## [Task brief]
Copy down every line where the string "JSON" shows up.

— start —

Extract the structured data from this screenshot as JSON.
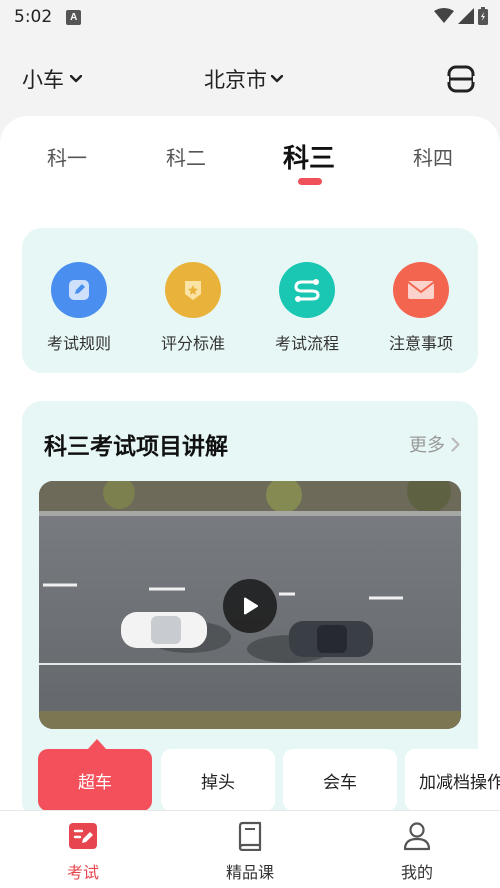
{
  "status_bar": {
    "time": "5:02",
    "notification": "A"
  },
  "header": {
    "vehicle_type": "小车",
    "city": "北京市"
  },
  "tabs": [
    {
      "label": "科一",
      "active": false
    },
    {
      "label": "科二",
      "active": false
    },
    {
      "label": "科三",
      "active": true
    },
    {
      "label": "科四",
      "active": false
    }
  ],
  "quick_actions": [
    {
      "label": "考试规则",
      "icon": "edit-doc-icon",
      "color": "#4a8ff0"
    },
    {
      "label": "评分标准",
      "icon": "badge-icon",
      "color": "#e9b33b"
    },
    {
      "label": "考试流程",
      "icon": "flow-icon",
      "color": "#19c7b2"
    },
    {
      "label": "注意事项",
      "icon": "mail-icon",
      "color": "#f4654f"
    }
  ],
  "lecture": {
    "title": "科三考试项目讲解",
    "more": "更多",
    "video": {
      "icon": "play-icon"
    },
    "chips": [
      {
        "label": "超车",
        "active": true
      },
      {
        "label": "掉头",
        "active": false
      },
      {
        "label": "会车",
        "active": false
      },
      {
        "label": "加减档操作",
        "active": false
      }
    ]
  },
  "bottom_nav": [
    {
      "label": "考试",
      "icon": "exam-icon",
      "active": true
    },
    {
      "label": "精品课",
      "icon": "book-icon",
      "active": false
    },
    {
      "label": "我的",
      "icon": "profile-icon",
      "active": false
    }
  ],
  "colors": {
    "accent": "#f0505a",
    "card_bg": "#e7f7f6"
  }
}
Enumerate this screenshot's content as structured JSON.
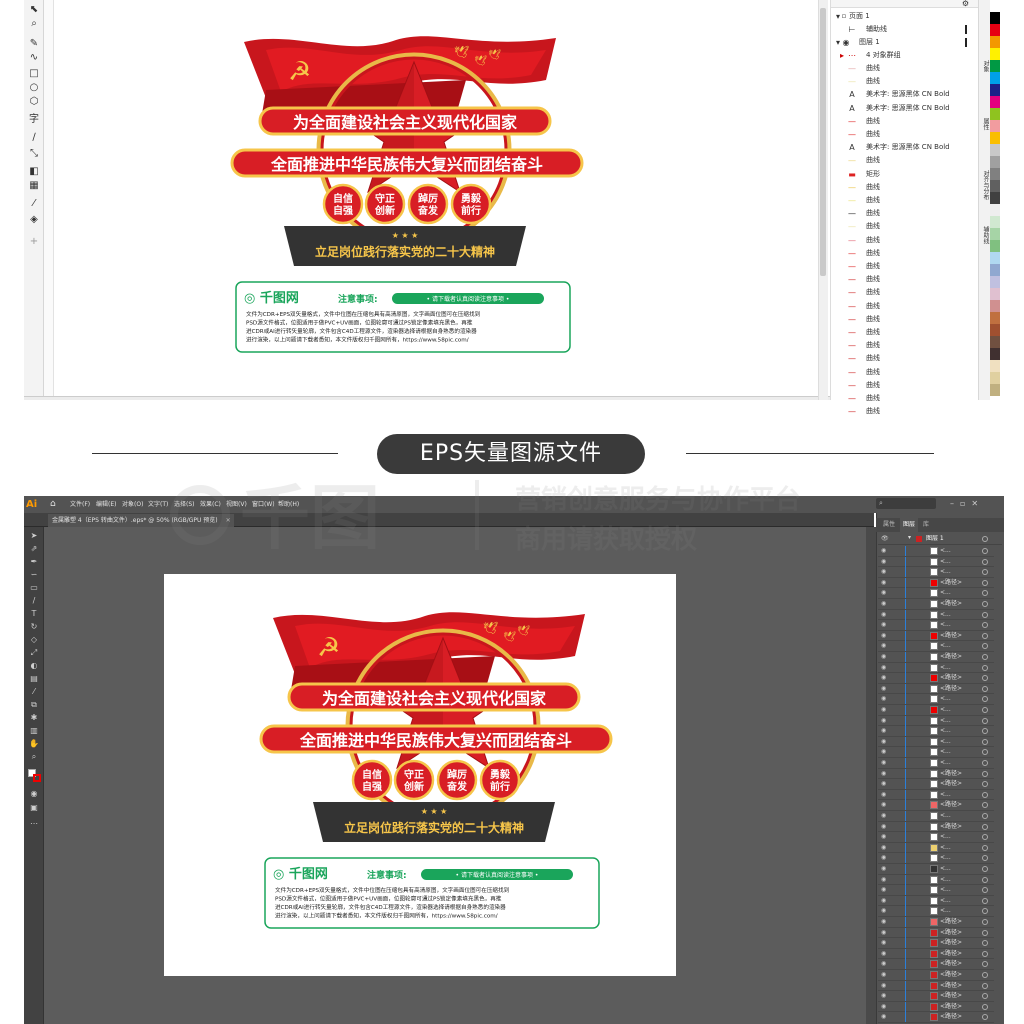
{
  "corel": {
    "objects_panel": {
      "page_label": "页面 1",
      "guides_label": "辅助线",
      "layer_label": "图层 1",
      "group_label": "4 对象群组",
      "rows": [
        {
          "icon": "curve-icon",
          "label": "曲线"
        },
        {
          "icon": "curve-icon",
          "label": "曲线"
        },
        {
          "icon": "text-icon",
          "label": "美术字: 思源黑体 CN Bold"
        },
        {
          "icon": "text-icon",
          "label": "美术字: 思源黑体 CN Bold"
        },
        {
          "icon": "curve-icon",
          "label": "曲线"
        },
        {
          "icon": "curve-icon",
          "label": "曲线"
        },
        {
          "icon": "text-icon",
          "label": "美术字: 思源黑体 CN Bold"
        },
        {
          "icon": "curve-icon",
          "label": "曲线"
        },
        {
          "icon": "rect-icon",
          "label": "矩形"
        },
        {
          "icon": "curve-icon",
          "label": "曲线"
        },
        {
          "icon": "curve-icon",
          "label": "曲线"
        },
        {
          "icon": "curve-icon",
          "label": "曲线"
        },
        {
          "icon": "curve-icon",
          "label": "曲线"
        },
        {
          "icon": "curve-icon",
          "label": "曲线"
        },
        {
          "icon": "curve-icon",
          "label": "曲线"
        },
        {
          "icon": "curve-icon",
          "label": "曲线"
        },
        {
          "icon": "curve-icon",
          "label": "曲线"
        },
        {
          "icon": "curve-icon",
          "label": "曲线"
        },
        {
          "icon": "curve-icon",
          "label": "曲线"
        },
        {
          "icon": "curve-icon",
          "label": "曲线"
        },
        {
          "icon": "curve-icon",
          "label": "曲线"
        },
        {
          "icon": "curve-icon",
          "label": "曲线"
        },
        {
          "icon": "curve-icon",
          "label": "曲线"
        },
        {
          "icon": "curve-icon",
          "label": "曲线"
        },
        {
          "icon": "curve-icon",
          "label": "曲线"
        },
        {
          "icon": "curve-icon",
          "label": "曲线"
        },
        {
          "icon": "curve-icon",
          "label": "曲线"
        }
      ],
      "row_colors": [
        "#e0a0a0",
        "#e8e0a0",
        "#333",
        "#333",
        "#d22",
        "#d22",
        "#333",
        "#e8d070",
        "#d22",
        "#e8c040",
        "#e8e070",
        "#222",
        "#e8e0a0",
        "#e06070",
        "#d22",
        "#d22",
        "#c22",
        "#c22",
        "#c22",
        "#c22",
        "#c22",
        "#c22",
        "#c22",
        "#c22",
        "#c22",
        "#c22",
        "#c22"
      ]
    },
    "right_tabs": [
      "对象",
      "属性",
      "对齐与分布",
      "辅助线"
    ],
    "palette": [
      "#ffffff",
      "#000000",
      "#e60012",
      "#f39800",
      "#fff100",
      "#009944",
      "#00a0e9",
      "#1d2088",
      "#e4007f",
      "#8fc31f",
      "#f29c9f",
      "#fabe00",
      "#c8c8c8",
      "#a0a0a0",
      "#808080",
      "#606060",
      "#404040",
      "#eeeeee",
      "#d0e8d0",
      "#a6d4a6",
      "#80c080",
      "#b0d8f0",
      "#90a8d0",
      "#c0c0e0",
      "#e0c0d0",
      "#d09090",
      "#c07040",
      "#a05030",
      "#705040",
      "#403030",
      "#f0e0c0",
      "#e0d0a0",
      "#c0b080"
    ]
  },
  "poster": {
    "line1": "为全面建设社会主义现代化国家",
    "line2": "全面推进中华民族伟大复兴而团结奋斗",
    "badges": [
      [
        "自信",
        "自强"
      ],
      [
        "守正",
        "创新"
      ],
      [
        "踔厉",
        "奋发"
      ],
      [
        "勇毅",
        "前行"
      ]
    ],
    "stars": "★ ★ ★",
    "base_text": "立足岗位践行落实党的二十大精神",
    "notice": {
      "brand": "千图网",
      "title": "注意事项:",
      "pill": "• 请下载者认真阅读注意事项 •",
      "body": "文件为CDR+EPS双矢量格式，文件中位图在压缩包具有高清原图，文字画面位图可在压缩找到PSD源文件格式，位图适用于做PVC+UV画面，位图轮廓可通过PS锁定像素填充黑色，再推进CDR或AI进行转矢量轮廓，文件包含C4D工程源文件，渲染器选择请根据自身熟悉的渲染器进行渲染，以上问题请下载者悉知，本文件版权归千图网所有，https://www.58pic.com/"
    }
  },
  "banner": {
    "label": "EPS矢量图源文件"
  },
  "watermark": {
    "brand": "千图",
    "line1": "营销创意服务与协作平台",
    "line2": "商用请获取授权"
  },
  "illustrator": {
    "logo": "Ai",
    "menus": [
      "文件(F)",
      "编辑(E)",
      "对象(O)",
      "文字(T)",
      "选择(S)",
      "效果(C)",
      "视图(V)",
      "窗口(W)",
      "帮助(H)"
    ],
    "tab_title": "金属雕塑 4（EPS 转曲文件）.eps* @ 50% (RGB/GPU 预览)",
    "panel_tabs": [
      "属性",
      "图层",
      "库"
    ],
    "layer_name": "图层 1",
    "row_labels": [
      "<...",
      "<...",
      "<...",
      "<路径>",
      "<...",
      "<路径>",
      "<...",
      "<...",
      "<路径>",
      "<...",
      "<路径>",
      "<...",
      "<路径>",
      "<路径>",
      "<...",
      "<...",
      "<...",
      "<...",
      "<...",
      "<...",
      "<...",
      "<路径>",
      "<路径>",
      "<...",
      "<路径>",
      "<...",
      "<路径>",
      "<...",
      "<...",
      "<...",
      "<...",
      "<...",
      "<...",
      "<...",
      "<...",
      "<路径>",
      "<路径>",
      "<路径>",
      "<路径>",
      "<路径>",
      "<路径>",
      "<路径>",
      "<路径>",
      "<路径>",
      "<路径>",
      "<路径>"
    ],
    "row_thumbs": [
      "#fff",
      "#fff",
      "#fff",
      "#e00",
      "#fff",
      "#fff",
      "#fff",
      "#fff",
      "#e00",
      "#fff",
      "#fff",
      "#fff",
      "#e00",
      "#fff",
      "#fff",
      "#e00",
      "#fff",
      "#fff",
      "#fff",
      "#fff",
      "#fff",
      "#fff",
      "#fff",
      "#fff",
      "#e66",
      "#fff",
      "#fff",
      "#fff",
      "#ecd070",
      "#fff",
      "#333",
      "#fff",
      "#fff",
      "#fff",
      "#fff",
      "#e66",
      "#c22",
      "#c22",
      "#c22",
      "#c22",
      "#c22",
      "#c22",
      "#c22",
      "#c22",
      "#c22",
      "#c22"
    ]
  }
}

— end —

## [Written answer]
Extract the structured data from this screenshot as JSON.
Enumerate this screenshot's content as structured JSON.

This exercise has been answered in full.